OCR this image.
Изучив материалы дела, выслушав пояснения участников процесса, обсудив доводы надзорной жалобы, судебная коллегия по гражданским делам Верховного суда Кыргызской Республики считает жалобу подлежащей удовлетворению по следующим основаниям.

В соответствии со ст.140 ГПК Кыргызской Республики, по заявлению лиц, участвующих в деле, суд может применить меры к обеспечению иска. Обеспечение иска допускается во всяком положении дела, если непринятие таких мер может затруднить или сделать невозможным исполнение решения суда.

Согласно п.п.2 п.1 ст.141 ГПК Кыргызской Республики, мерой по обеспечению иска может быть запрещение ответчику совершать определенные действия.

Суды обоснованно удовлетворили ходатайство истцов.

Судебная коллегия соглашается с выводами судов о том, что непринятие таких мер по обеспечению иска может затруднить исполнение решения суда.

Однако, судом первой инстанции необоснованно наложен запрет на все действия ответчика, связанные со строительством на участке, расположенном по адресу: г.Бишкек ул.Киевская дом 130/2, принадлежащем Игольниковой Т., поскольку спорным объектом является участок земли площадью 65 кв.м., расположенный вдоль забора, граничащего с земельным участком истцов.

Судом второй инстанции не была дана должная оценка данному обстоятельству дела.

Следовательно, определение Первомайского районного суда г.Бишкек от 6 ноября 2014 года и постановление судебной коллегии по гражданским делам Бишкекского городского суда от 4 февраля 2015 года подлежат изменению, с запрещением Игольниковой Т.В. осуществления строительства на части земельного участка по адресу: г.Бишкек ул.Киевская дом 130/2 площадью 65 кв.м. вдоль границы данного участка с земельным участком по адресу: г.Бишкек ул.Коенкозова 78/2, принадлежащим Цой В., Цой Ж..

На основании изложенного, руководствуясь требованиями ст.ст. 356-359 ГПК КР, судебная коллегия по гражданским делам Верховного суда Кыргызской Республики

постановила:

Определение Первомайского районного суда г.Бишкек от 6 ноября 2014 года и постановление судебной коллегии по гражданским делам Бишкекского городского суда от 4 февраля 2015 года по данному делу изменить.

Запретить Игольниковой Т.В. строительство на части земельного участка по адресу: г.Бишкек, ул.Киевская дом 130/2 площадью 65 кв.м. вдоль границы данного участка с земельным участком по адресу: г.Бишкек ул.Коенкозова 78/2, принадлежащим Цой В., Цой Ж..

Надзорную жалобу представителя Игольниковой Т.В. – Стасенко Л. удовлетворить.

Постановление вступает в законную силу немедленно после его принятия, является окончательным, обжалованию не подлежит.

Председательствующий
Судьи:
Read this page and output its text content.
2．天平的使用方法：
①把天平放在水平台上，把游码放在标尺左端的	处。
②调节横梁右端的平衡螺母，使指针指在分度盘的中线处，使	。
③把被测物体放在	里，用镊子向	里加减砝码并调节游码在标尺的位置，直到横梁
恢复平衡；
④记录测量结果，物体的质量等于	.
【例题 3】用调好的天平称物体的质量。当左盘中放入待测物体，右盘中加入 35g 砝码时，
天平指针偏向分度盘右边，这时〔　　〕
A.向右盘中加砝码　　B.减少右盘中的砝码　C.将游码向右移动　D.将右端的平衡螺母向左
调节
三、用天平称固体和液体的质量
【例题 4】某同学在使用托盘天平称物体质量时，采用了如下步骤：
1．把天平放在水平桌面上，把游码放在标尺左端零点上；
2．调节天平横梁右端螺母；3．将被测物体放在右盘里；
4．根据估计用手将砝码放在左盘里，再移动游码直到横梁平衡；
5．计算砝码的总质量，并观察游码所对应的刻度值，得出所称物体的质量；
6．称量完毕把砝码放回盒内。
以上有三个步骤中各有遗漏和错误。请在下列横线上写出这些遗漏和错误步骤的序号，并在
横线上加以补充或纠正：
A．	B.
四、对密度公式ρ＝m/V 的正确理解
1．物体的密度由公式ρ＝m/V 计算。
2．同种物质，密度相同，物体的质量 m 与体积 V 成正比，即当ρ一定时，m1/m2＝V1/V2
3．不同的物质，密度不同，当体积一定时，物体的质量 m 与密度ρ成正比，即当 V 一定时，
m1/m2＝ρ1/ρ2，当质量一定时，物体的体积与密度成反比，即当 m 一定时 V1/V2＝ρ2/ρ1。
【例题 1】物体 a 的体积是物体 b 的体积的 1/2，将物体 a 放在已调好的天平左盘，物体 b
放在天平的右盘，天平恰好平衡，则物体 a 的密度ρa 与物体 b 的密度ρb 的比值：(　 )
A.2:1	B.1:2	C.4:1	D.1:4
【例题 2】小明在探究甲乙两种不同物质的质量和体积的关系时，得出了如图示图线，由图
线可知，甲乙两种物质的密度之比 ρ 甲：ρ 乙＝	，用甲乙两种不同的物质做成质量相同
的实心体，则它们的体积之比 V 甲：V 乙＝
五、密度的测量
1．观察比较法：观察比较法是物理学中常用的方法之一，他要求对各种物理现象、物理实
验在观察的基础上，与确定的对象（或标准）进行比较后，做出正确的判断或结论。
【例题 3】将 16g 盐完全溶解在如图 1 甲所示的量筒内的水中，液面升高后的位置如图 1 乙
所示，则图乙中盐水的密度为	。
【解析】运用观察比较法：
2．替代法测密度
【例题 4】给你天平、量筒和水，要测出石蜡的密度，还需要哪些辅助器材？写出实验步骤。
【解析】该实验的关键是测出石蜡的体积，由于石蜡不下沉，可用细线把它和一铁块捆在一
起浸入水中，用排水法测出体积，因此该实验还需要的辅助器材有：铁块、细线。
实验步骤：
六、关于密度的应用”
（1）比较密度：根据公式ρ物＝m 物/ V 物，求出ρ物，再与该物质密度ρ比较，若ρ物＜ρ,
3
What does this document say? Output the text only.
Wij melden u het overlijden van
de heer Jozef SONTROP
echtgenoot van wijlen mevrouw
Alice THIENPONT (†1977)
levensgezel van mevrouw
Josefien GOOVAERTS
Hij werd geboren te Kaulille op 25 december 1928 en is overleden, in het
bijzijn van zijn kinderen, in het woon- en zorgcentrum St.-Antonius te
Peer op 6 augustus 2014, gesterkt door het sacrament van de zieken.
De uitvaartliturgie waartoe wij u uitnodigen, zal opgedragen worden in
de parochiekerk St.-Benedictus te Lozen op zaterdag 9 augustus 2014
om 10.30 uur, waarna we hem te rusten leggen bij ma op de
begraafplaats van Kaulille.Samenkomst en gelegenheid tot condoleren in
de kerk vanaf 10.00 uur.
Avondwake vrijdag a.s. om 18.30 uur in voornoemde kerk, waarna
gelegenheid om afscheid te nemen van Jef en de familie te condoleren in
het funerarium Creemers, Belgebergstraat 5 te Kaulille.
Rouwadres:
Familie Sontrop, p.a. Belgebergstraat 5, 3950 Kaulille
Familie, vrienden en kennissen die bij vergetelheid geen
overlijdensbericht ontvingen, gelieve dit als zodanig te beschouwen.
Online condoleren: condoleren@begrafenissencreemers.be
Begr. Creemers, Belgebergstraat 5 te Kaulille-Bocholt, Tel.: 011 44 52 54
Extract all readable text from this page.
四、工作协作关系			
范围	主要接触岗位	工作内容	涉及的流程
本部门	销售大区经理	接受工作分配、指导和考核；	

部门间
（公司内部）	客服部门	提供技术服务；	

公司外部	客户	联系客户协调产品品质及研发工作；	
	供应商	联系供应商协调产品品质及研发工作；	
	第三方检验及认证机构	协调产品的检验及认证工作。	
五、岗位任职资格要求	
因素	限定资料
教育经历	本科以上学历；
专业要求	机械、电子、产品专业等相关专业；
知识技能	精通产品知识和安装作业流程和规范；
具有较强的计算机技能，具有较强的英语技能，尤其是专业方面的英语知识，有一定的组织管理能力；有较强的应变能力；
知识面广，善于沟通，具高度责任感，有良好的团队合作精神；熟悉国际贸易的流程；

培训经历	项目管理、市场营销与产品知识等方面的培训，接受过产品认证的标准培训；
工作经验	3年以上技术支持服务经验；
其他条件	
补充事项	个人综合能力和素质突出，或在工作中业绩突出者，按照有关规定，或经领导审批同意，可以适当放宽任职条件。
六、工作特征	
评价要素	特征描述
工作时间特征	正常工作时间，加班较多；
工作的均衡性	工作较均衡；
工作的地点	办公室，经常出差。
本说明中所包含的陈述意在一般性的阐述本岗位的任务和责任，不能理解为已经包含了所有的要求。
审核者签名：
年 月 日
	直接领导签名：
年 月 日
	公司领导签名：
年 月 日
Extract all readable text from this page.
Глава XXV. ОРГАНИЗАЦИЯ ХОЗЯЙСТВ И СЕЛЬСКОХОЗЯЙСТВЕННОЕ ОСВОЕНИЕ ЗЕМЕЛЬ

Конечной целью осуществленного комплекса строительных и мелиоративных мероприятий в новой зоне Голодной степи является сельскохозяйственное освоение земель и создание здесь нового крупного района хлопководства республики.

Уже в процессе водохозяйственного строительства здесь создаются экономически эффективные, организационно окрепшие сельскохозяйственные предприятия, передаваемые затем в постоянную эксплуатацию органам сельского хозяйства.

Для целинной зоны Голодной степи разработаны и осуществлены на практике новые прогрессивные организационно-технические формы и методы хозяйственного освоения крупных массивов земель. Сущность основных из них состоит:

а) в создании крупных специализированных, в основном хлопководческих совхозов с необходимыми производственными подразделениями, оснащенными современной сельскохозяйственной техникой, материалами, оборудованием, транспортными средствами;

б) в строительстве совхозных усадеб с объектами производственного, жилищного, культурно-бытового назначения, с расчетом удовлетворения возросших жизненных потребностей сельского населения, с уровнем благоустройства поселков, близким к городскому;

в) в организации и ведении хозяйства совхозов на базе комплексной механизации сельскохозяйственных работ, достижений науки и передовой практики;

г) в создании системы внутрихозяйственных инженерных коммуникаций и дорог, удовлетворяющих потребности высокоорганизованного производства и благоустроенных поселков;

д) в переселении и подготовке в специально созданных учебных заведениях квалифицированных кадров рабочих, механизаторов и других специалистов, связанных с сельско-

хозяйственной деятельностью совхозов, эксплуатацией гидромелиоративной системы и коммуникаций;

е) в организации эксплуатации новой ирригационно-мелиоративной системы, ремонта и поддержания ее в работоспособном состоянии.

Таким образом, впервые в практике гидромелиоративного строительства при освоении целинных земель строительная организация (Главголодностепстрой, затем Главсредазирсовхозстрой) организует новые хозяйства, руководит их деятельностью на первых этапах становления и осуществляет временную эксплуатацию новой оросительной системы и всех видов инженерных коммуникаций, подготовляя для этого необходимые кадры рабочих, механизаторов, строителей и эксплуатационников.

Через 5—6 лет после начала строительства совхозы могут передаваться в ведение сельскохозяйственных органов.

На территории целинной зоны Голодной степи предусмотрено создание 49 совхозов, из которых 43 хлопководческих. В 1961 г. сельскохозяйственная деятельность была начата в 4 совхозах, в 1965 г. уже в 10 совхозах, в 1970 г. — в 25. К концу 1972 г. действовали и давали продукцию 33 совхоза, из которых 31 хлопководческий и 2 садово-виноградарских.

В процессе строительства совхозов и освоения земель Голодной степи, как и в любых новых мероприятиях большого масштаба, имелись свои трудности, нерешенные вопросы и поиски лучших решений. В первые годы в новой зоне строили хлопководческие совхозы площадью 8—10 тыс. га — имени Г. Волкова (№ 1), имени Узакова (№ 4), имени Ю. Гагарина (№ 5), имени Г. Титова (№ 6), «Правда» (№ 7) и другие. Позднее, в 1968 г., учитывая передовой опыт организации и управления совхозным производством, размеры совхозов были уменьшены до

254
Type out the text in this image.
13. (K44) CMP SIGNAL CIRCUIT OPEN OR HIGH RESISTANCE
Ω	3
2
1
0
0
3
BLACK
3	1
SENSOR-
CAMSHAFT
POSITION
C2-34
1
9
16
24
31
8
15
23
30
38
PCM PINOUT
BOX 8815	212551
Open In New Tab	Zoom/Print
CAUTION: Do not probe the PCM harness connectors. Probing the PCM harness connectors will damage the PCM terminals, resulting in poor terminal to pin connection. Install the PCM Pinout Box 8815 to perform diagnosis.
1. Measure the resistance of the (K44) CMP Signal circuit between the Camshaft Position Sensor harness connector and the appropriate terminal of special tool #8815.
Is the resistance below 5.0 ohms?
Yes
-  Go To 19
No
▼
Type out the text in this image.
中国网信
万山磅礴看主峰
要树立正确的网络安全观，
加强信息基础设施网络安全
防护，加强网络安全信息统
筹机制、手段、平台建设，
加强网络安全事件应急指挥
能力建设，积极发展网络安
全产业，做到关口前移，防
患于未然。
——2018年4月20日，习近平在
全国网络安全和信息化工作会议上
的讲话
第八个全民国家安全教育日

Goal = Filter out every line that lacks the word "gelegenheid", and copy the rest.

Task solution =
begraafplaats van Kaulille.Samenkomst en gelegenheid tot condoleren in
gelegenheid om afscheid te nemen van Jef en de familie te condoleren in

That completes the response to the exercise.